EXERCISE PROMPT -
Count the lines in the entries below that include the word "value". Give nothing but the number.

SUPPLIED MATERIAL -
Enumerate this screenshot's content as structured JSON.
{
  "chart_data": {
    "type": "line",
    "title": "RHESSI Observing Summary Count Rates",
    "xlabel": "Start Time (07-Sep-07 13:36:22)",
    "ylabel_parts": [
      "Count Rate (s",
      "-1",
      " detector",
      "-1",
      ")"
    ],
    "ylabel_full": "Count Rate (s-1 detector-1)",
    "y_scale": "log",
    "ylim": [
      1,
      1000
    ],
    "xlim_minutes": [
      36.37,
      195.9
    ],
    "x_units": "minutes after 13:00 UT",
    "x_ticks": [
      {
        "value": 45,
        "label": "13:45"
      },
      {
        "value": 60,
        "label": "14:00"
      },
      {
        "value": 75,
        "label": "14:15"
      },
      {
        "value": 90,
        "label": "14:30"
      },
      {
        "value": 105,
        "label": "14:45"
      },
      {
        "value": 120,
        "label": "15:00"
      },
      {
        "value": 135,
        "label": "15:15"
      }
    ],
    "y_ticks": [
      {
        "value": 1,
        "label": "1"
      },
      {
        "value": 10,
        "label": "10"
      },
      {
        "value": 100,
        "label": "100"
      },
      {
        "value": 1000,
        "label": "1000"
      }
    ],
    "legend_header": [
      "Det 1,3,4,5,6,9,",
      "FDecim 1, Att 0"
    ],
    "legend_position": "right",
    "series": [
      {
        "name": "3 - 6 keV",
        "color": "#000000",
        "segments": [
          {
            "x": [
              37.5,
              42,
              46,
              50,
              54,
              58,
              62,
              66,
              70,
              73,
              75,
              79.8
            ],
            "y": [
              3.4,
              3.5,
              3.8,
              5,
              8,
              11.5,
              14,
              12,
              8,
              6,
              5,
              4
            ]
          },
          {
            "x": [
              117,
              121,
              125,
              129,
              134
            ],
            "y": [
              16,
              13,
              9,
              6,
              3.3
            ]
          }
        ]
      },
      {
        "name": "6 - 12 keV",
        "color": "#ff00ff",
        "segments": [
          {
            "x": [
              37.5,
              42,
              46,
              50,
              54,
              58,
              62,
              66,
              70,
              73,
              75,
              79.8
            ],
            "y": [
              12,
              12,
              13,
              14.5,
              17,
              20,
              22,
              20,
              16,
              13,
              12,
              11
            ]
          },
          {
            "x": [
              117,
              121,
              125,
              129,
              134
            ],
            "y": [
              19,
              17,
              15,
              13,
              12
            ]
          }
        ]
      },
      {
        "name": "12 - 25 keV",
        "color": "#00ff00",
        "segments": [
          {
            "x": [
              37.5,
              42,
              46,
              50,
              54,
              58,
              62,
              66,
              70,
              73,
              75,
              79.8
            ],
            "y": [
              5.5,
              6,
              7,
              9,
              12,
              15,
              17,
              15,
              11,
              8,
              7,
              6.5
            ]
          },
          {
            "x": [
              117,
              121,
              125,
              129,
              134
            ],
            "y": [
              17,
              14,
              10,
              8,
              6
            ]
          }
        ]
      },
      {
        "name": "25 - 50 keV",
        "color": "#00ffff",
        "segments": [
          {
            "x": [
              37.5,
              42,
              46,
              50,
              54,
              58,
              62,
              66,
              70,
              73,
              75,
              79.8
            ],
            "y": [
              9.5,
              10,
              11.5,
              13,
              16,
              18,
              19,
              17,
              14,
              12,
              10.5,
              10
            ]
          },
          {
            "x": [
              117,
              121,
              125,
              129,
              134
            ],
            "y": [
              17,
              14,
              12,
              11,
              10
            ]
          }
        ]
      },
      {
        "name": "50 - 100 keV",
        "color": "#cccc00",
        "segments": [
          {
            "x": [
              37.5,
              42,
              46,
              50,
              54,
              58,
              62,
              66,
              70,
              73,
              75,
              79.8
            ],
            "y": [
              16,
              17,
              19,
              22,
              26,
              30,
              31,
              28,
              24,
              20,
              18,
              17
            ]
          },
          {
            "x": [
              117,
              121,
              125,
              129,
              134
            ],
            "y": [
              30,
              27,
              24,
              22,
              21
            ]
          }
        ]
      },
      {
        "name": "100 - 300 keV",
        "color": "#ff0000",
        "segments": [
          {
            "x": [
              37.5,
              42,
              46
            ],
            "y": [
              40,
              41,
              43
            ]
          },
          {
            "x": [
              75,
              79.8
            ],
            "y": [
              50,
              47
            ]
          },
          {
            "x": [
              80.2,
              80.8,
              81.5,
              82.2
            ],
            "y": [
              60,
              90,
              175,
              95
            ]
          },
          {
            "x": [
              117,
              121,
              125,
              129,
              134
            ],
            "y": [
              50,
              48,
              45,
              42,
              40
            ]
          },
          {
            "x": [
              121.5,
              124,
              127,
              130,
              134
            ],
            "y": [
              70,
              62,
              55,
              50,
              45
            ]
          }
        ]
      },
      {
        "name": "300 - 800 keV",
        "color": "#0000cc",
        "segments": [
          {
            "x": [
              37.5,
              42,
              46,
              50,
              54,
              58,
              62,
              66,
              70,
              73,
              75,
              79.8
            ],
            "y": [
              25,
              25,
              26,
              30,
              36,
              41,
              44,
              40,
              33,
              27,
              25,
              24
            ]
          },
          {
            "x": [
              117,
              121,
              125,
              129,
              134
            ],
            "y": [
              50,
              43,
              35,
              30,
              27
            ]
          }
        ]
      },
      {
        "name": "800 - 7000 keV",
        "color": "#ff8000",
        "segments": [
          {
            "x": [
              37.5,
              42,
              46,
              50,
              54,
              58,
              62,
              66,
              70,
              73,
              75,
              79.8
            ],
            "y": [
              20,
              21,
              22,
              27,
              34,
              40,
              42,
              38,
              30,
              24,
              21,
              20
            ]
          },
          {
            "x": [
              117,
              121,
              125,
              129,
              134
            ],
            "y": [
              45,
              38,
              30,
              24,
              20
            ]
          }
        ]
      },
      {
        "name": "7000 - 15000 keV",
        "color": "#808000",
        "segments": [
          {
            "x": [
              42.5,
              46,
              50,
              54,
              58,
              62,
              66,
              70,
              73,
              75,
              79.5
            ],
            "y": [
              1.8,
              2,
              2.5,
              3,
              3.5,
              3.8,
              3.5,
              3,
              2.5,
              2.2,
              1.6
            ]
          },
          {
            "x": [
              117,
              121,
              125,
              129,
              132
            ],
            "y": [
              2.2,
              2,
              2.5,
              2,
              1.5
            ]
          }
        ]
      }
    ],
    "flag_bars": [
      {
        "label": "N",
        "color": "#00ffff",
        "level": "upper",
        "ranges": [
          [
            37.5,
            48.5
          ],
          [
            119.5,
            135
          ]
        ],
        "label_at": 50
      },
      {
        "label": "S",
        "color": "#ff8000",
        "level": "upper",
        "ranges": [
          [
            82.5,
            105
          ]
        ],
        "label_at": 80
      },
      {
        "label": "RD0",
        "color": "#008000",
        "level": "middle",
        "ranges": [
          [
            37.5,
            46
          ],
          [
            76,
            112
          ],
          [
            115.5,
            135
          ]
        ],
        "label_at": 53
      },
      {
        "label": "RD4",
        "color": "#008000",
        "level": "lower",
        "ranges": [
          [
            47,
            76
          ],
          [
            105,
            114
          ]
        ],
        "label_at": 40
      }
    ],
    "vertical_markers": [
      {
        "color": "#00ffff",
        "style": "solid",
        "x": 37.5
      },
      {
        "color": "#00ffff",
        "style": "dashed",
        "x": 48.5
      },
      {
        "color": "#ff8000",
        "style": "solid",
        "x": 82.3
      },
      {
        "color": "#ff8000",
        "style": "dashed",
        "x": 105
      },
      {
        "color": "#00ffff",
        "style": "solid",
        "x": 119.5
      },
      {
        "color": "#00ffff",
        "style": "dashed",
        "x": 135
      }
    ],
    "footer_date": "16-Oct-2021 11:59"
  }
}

EXERCISE OUTPUT -
11